#### [REQUEST]
Among the records that follow, count the lines with the string "kind"; report only that count.

#### [RECORDS SHOWN]
......

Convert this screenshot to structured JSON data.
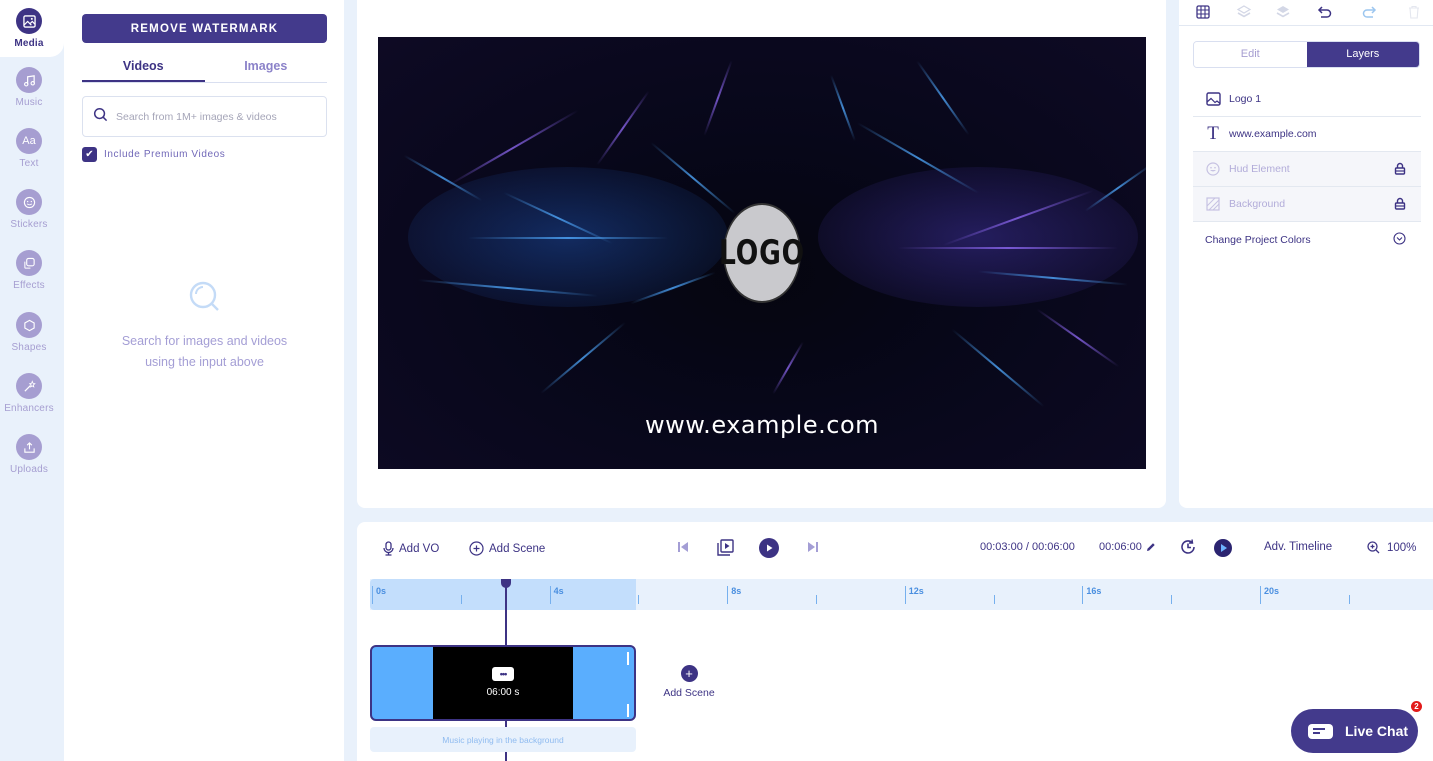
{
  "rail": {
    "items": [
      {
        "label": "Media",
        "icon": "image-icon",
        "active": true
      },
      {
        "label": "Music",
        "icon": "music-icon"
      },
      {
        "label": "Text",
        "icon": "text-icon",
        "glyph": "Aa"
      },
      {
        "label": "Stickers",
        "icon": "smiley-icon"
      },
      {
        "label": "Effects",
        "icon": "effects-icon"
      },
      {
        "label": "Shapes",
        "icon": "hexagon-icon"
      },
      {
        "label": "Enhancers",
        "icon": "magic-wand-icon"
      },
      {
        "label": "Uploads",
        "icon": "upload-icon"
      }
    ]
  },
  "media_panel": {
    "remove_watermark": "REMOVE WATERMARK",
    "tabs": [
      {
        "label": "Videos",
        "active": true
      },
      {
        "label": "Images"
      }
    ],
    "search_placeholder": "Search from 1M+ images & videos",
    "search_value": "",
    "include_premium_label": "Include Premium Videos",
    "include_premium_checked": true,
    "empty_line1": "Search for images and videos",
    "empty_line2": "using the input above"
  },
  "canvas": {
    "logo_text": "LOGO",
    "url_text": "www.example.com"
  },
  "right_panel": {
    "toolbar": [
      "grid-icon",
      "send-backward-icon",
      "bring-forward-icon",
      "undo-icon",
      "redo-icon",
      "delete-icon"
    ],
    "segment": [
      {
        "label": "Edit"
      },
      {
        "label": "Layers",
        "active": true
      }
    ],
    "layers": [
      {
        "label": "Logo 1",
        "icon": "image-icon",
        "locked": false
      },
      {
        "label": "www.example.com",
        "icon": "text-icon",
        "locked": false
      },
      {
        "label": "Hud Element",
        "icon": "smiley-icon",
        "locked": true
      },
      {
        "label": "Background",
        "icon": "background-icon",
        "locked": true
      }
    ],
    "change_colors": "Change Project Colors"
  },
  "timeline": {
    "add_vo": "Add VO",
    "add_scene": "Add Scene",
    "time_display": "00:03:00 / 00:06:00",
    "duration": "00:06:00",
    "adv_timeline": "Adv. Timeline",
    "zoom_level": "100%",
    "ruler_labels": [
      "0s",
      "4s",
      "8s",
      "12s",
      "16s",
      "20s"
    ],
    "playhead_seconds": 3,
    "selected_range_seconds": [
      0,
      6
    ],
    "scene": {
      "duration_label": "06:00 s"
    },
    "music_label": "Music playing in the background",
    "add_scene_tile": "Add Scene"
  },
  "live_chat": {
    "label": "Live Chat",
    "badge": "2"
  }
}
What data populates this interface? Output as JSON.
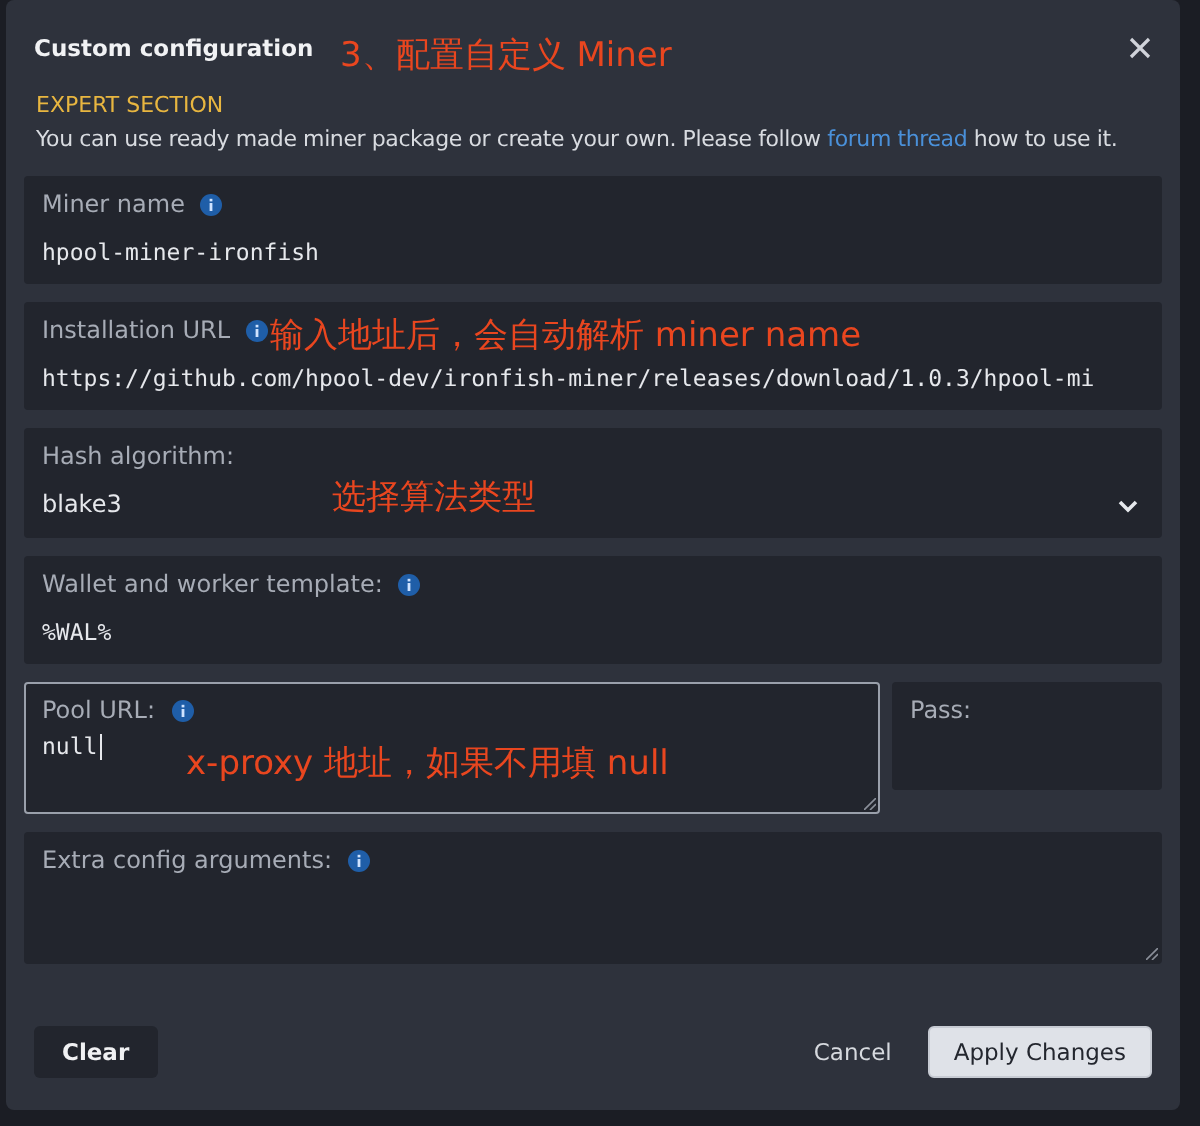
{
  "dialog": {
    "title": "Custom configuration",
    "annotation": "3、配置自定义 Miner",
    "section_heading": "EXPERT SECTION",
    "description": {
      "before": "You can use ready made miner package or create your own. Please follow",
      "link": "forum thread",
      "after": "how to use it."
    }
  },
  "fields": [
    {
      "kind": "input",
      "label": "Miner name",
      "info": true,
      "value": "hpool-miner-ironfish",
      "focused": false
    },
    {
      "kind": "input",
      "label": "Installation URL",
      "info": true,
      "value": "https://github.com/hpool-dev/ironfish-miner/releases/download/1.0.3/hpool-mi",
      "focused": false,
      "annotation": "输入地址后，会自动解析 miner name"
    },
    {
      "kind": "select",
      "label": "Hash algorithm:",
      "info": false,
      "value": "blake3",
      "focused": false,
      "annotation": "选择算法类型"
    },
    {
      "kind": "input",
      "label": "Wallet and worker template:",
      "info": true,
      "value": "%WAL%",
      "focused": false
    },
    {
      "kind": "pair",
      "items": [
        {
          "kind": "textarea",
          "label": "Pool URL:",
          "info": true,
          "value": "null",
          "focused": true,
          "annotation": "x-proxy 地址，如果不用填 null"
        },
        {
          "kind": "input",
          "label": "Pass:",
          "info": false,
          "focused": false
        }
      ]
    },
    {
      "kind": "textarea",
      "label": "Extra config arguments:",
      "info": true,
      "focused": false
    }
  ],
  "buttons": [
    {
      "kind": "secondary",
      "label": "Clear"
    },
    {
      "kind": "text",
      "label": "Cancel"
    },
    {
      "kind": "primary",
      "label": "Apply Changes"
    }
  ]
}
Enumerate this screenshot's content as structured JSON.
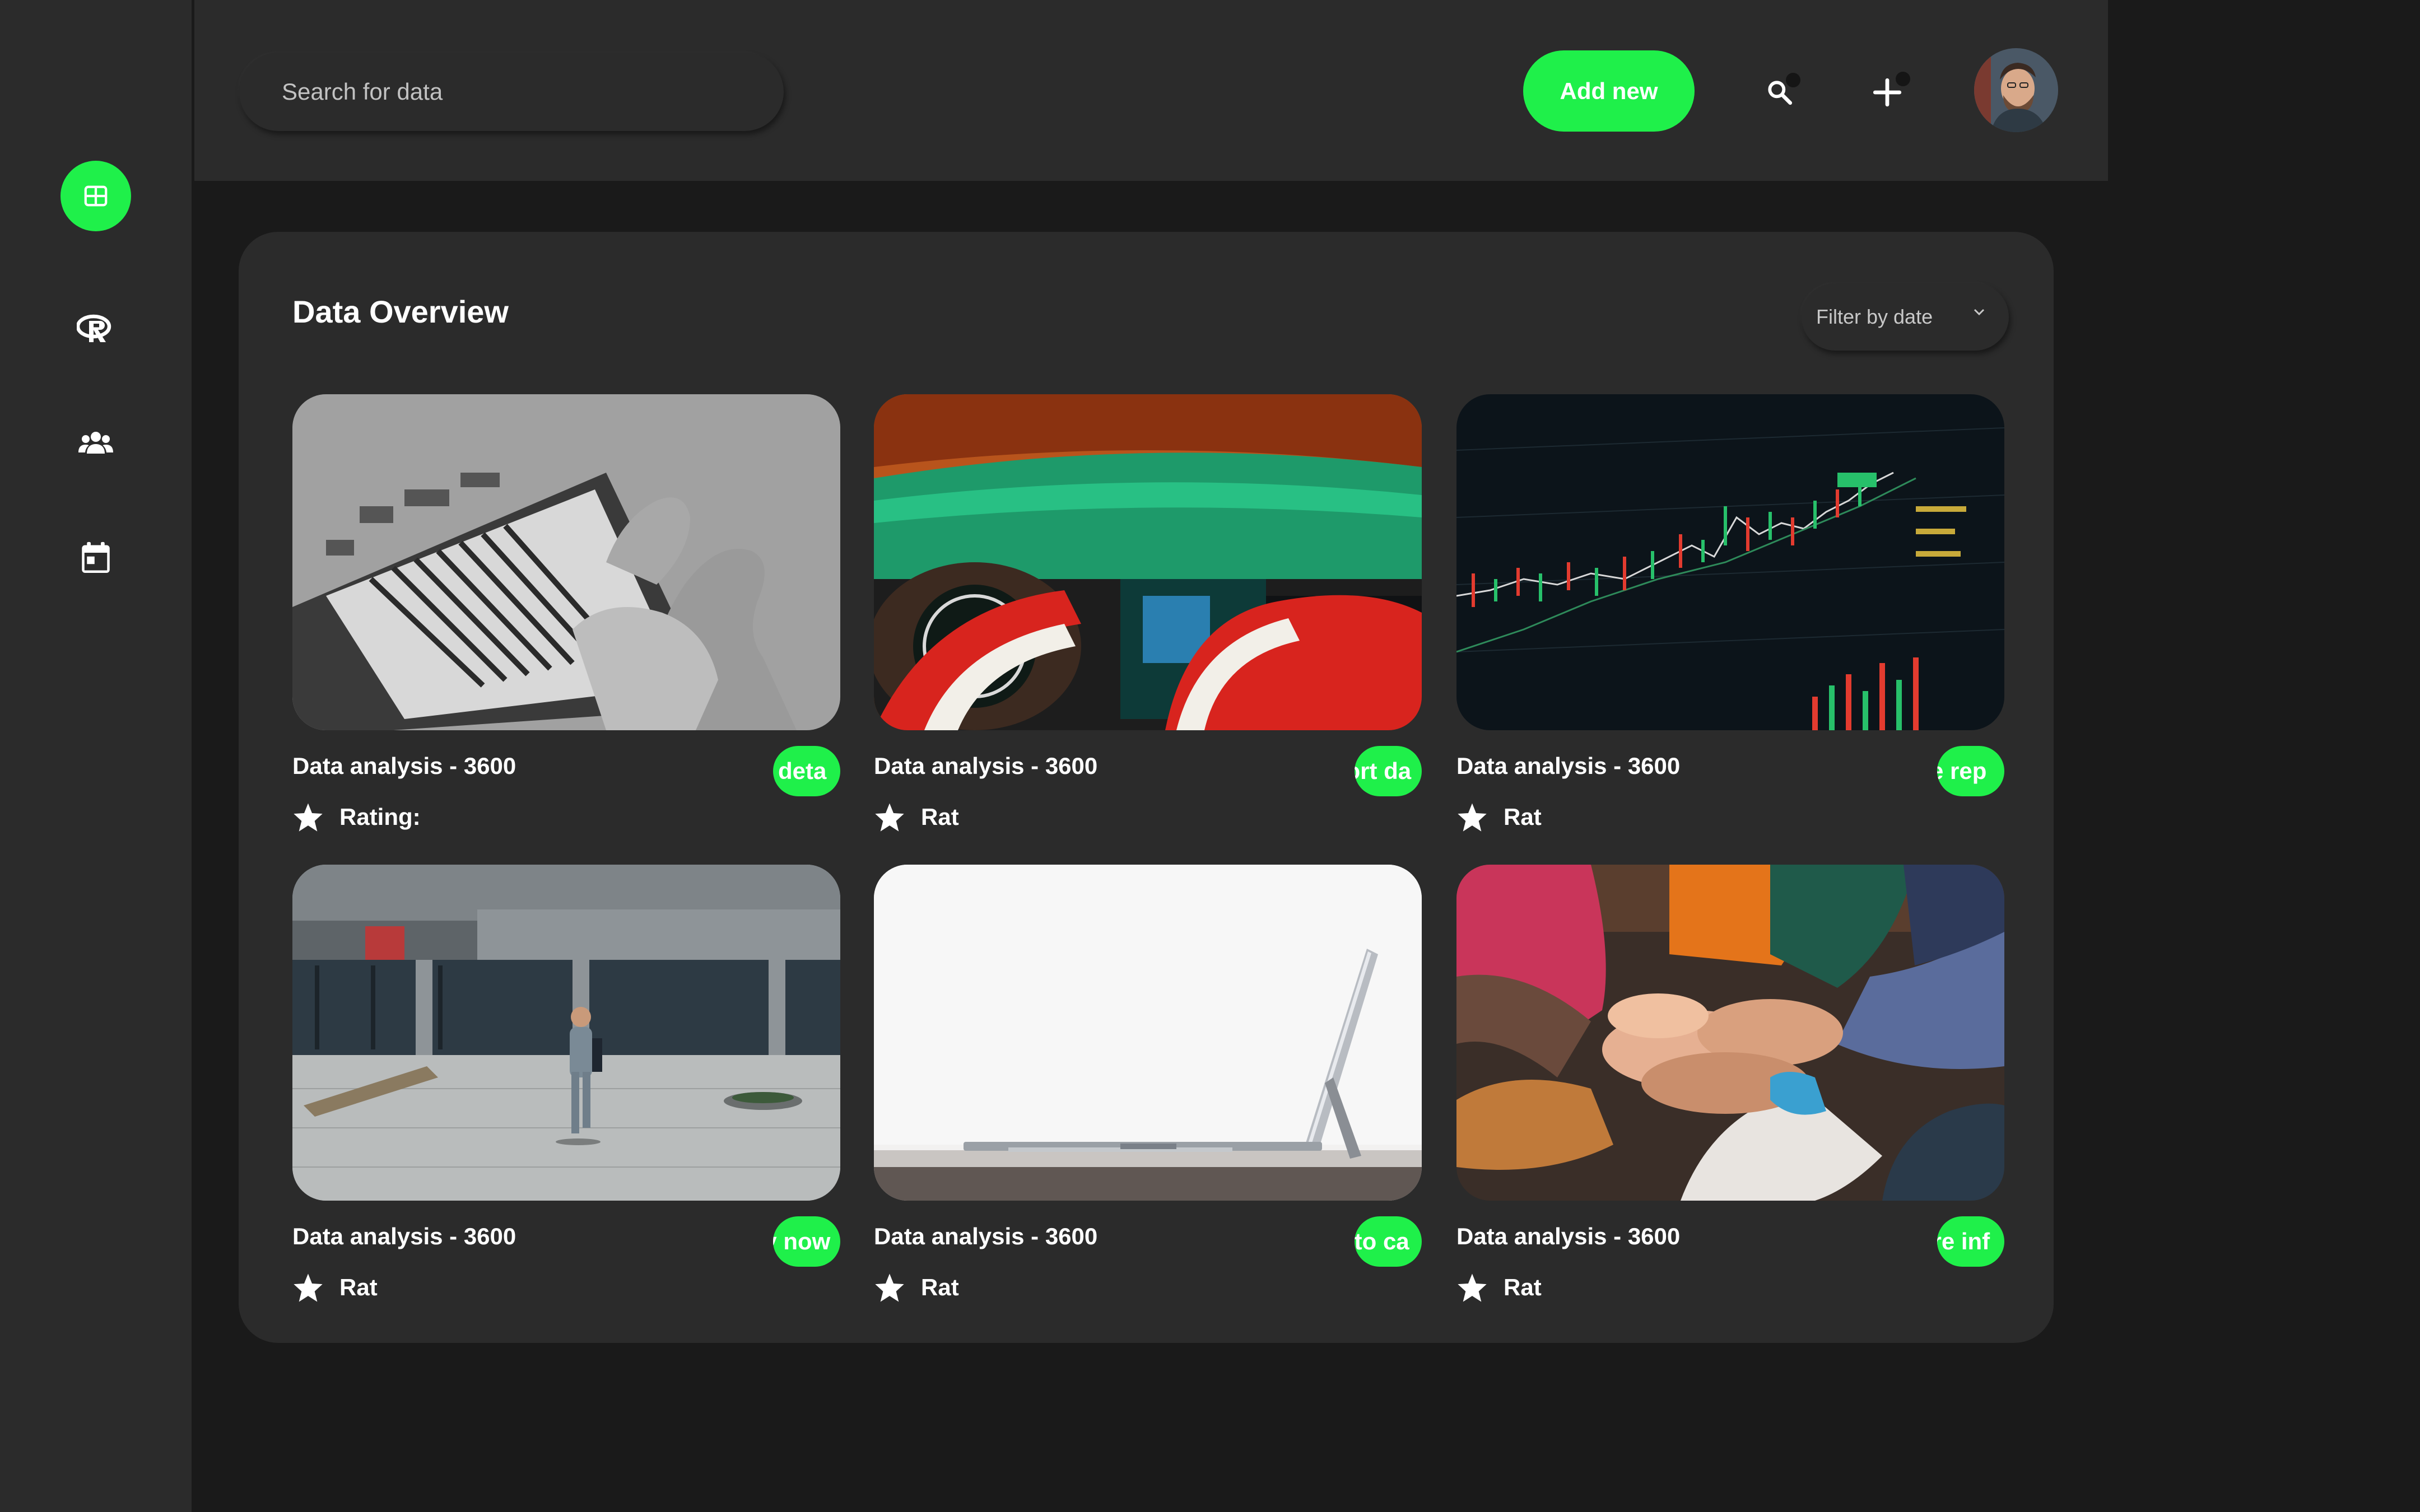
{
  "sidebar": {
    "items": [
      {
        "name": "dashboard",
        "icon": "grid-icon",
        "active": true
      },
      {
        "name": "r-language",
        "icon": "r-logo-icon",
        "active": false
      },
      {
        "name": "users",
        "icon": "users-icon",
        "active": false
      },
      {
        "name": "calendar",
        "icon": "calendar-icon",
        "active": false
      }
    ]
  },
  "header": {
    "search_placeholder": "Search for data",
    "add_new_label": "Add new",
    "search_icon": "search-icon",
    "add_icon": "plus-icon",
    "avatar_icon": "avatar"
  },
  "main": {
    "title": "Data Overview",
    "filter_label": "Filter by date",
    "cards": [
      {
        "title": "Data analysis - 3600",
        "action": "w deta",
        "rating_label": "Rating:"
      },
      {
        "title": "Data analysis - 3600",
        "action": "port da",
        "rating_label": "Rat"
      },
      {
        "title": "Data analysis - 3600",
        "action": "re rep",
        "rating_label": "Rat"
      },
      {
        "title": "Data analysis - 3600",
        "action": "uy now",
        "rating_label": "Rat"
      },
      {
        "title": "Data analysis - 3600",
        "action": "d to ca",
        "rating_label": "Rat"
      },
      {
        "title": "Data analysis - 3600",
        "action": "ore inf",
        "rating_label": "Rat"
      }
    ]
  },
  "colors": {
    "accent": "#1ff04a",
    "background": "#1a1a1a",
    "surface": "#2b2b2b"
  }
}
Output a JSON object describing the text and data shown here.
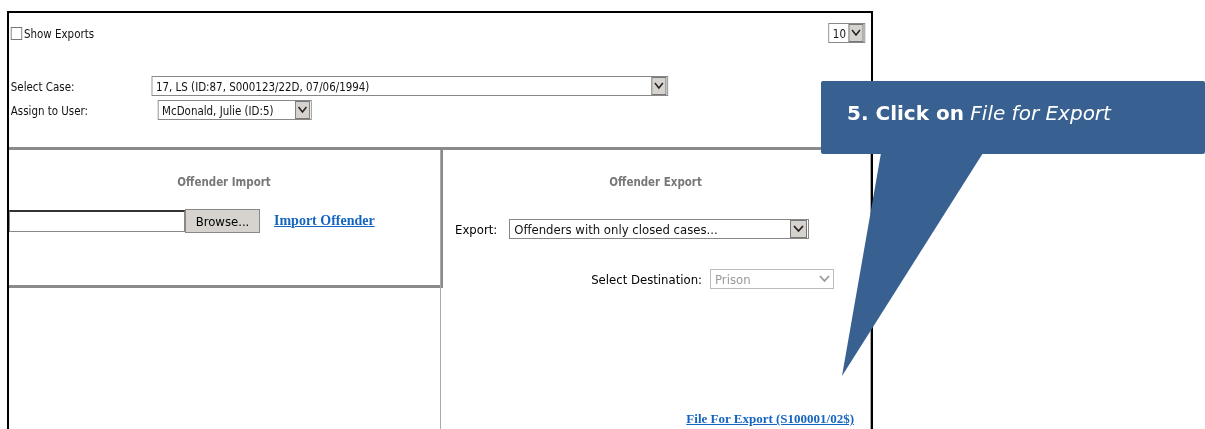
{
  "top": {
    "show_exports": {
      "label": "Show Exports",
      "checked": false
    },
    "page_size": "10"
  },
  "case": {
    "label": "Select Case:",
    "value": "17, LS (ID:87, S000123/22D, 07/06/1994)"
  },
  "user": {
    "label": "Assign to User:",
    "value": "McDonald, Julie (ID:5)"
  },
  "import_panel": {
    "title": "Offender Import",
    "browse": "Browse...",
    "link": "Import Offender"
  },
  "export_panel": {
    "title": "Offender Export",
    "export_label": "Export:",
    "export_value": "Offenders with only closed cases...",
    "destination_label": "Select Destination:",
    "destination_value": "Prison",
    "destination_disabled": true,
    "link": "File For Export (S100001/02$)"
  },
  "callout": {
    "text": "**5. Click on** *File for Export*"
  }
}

......

#### [ANSWER TO THE TASK]
11